**Short task**
Copy out all the entries word for word.

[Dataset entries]
★ ★ ★ ★ ★ ★ ★

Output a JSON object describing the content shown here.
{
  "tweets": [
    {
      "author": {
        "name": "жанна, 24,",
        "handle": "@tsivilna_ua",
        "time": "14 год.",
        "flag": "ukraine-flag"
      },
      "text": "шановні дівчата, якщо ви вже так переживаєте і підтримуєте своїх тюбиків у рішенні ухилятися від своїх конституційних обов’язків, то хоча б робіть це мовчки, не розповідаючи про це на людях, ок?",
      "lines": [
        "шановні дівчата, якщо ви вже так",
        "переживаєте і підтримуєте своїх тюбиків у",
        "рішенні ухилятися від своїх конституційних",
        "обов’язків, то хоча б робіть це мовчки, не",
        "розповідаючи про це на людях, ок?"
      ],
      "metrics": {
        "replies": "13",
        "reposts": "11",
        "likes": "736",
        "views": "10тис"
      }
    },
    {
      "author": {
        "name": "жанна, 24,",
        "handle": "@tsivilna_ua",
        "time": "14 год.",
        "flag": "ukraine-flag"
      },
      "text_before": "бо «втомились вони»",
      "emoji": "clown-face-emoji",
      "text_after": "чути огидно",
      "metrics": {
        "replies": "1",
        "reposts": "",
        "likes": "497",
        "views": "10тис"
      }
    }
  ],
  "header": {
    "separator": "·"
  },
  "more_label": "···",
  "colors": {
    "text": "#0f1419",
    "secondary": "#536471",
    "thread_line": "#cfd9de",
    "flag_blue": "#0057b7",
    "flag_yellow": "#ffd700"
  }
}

★ ★ ★ ★ ★ ★ ★

**Result below**
Output a JSON object describing the content shown here.
{
  "tweets": [
    {
      "author": {
        "name": "жанна, 24,",
        "handle": "@tsivilna_ua",
        "time": "14 год.",
        "flag": "ukraine-flag"
      },
      "text": "шановні дівчата, якщо ви вже так переживаєте і підтримуєте своїх тюбиків у рішенні ухилятися від своїх конституційних обов’язків, то хоча б робіть це мовчки, не розповідаючи про це на людях, ок?",
      "lines": [
        "шановні дівчата, якщо ви вже так",
        "переживаєте і підтримуєте своїх тюбиків у",
        "рішенні ухилятися від своїх конституційних",
        "обов’язків, то хоча б робіть це мовчки, не",
        "розповідаючи про це на людях, ок?"
      ],
      "metrics": {
        "replies": "13",
        "reposts": "11",
        "likes": "736",
        "views": "10тис"
      }
    },
    {
      "author": {
        "name": "жанна, 24,",
        "handle": "@tsivilna_ua",
        "time": "14 год.",
        "flag": "ukraine-flag"
      },
      "text_before": "бо «втомились вони»",
      "emoji": "clown-face-emoji",
      "text_after": "чути огидно",
      "metrics": {
        "replies": "1",
        "reposts": "",
        "likes": "497",
        "views": "10тис"
      }
    }
  ],
  "header": {
    "separator": "·"
  },
  "more_label": "···",
  "colors": {
    "text": "#0f1419",
    "secondary": "#536471",
    "thread_line": "#cfd9de",
    "flag_blue": "#0057b7",
    "flag_yellow": "#ffd700"
  }
}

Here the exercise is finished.